_Exercise goal_:
Below are the records; collect from them each line containing the string "کارآفرینی".

(Part of a data file)

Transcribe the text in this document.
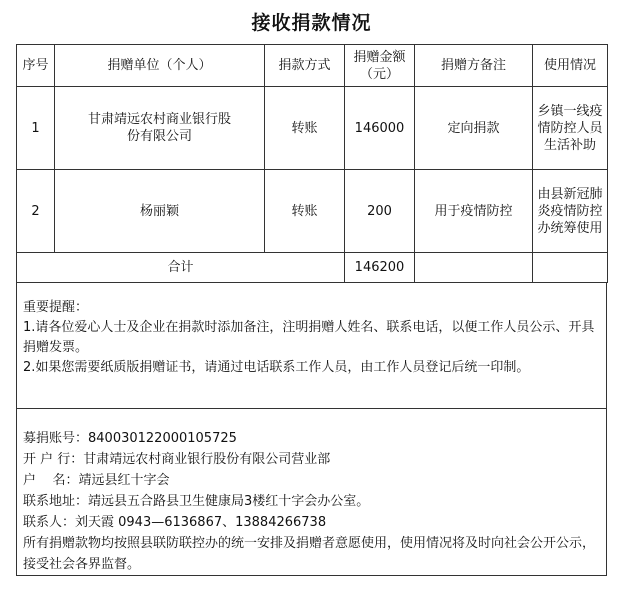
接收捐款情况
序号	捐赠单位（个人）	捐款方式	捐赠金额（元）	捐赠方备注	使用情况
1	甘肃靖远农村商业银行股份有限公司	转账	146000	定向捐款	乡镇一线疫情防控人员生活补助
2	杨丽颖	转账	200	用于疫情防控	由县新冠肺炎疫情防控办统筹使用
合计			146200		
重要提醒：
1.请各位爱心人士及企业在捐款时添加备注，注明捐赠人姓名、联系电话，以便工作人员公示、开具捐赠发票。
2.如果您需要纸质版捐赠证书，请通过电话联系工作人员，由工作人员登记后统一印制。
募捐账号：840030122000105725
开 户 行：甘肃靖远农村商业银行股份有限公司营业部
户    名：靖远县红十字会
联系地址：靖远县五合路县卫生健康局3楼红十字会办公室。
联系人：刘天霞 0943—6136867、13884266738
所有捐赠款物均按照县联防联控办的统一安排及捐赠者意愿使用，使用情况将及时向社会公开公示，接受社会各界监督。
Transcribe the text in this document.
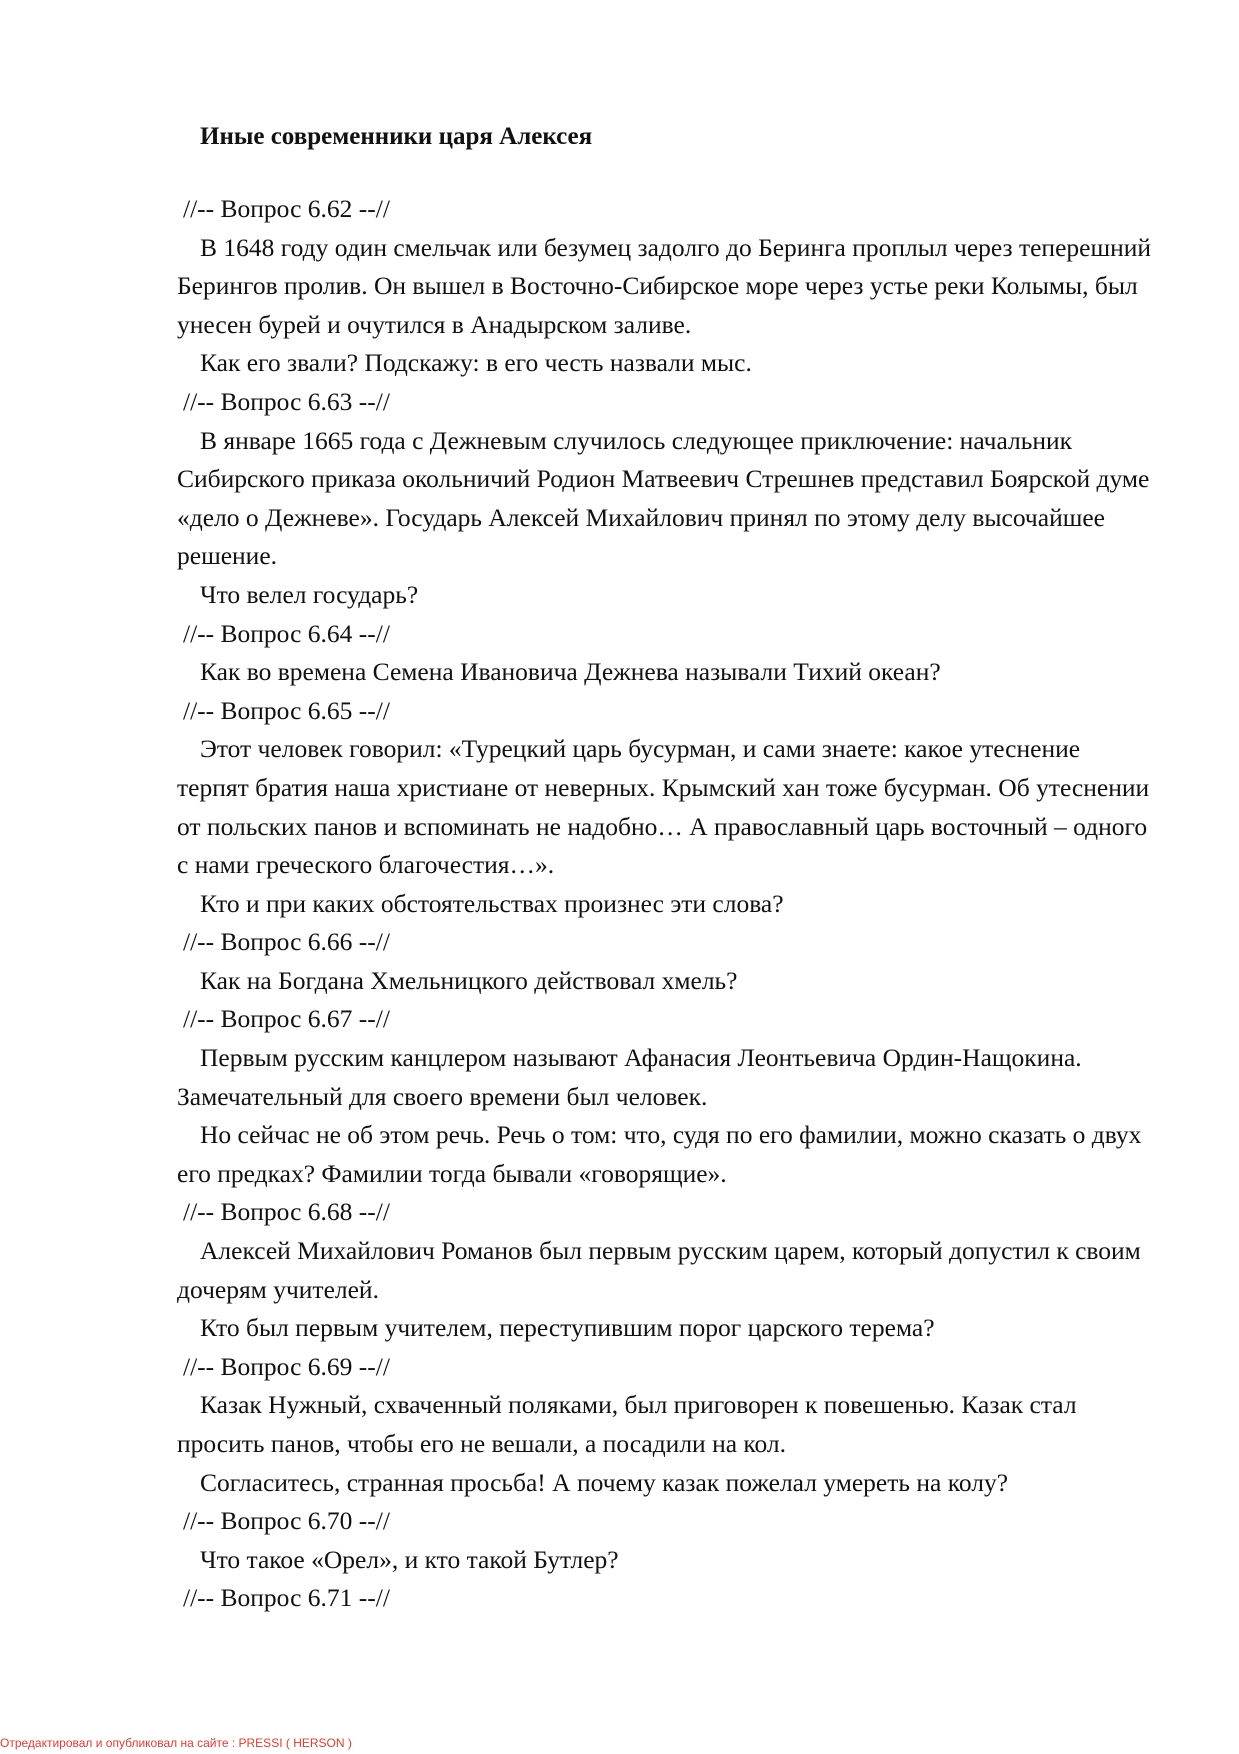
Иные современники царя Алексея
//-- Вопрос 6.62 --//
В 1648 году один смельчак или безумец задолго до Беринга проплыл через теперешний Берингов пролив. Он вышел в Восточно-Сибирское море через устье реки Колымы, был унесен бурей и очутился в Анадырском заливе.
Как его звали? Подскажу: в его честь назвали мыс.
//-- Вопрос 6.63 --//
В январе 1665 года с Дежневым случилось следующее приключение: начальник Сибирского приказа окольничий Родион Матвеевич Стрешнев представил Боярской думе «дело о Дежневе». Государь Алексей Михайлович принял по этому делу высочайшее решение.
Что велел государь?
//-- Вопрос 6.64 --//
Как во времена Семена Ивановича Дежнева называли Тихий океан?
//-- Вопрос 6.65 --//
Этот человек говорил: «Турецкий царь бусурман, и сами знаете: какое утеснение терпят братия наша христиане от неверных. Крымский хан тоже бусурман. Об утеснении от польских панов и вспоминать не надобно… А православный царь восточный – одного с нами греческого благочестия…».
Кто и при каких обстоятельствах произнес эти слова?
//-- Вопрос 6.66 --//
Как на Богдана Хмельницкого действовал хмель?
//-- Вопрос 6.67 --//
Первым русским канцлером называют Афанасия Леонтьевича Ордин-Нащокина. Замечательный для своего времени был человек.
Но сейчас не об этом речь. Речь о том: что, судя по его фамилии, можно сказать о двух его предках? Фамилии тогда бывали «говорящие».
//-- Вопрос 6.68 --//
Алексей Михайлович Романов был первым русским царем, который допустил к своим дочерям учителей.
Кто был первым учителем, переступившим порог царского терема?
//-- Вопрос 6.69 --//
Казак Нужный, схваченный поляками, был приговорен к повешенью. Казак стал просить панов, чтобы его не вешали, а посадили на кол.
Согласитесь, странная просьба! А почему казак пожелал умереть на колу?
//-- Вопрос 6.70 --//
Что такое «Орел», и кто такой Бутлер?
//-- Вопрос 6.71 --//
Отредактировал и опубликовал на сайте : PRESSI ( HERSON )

==

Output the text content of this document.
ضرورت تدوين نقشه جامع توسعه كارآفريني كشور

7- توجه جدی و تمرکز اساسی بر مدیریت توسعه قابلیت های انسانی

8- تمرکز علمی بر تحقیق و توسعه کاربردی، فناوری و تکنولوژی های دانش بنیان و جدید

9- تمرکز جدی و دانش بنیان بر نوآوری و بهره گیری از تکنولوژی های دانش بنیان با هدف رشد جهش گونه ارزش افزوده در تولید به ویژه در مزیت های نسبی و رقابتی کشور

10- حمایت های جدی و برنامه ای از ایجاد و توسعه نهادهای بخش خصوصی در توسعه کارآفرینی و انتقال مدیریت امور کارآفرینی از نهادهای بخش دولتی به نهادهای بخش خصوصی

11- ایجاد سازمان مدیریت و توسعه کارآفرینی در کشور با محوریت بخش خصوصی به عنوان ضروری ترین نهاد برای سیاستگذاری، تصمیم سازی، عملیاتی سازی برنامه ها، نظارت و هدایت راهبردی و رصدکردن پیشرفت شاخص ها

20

_Full output_:
10- حمایت های جدی و برنامه ای از ایجاد و توسعه نهادهای بخش خصوصی در توسعه کارآفرینی و انتقال مدیریت امور کارآفرینی از نهادهای بخش دولتی به نهادهای بخش خصوصی
11- ایجاد سازمان مدیریت و توسعه کارآفرینی در کشور با محوریت بخش خصوصی به عنوان ضروری ترین نهاد برای سیاستگذاری، تصمیم سازی، عملیاتی سازی برنامه ها، نظارت و هدایت راهبردی و رصدکردن پیشرفت شاخص ها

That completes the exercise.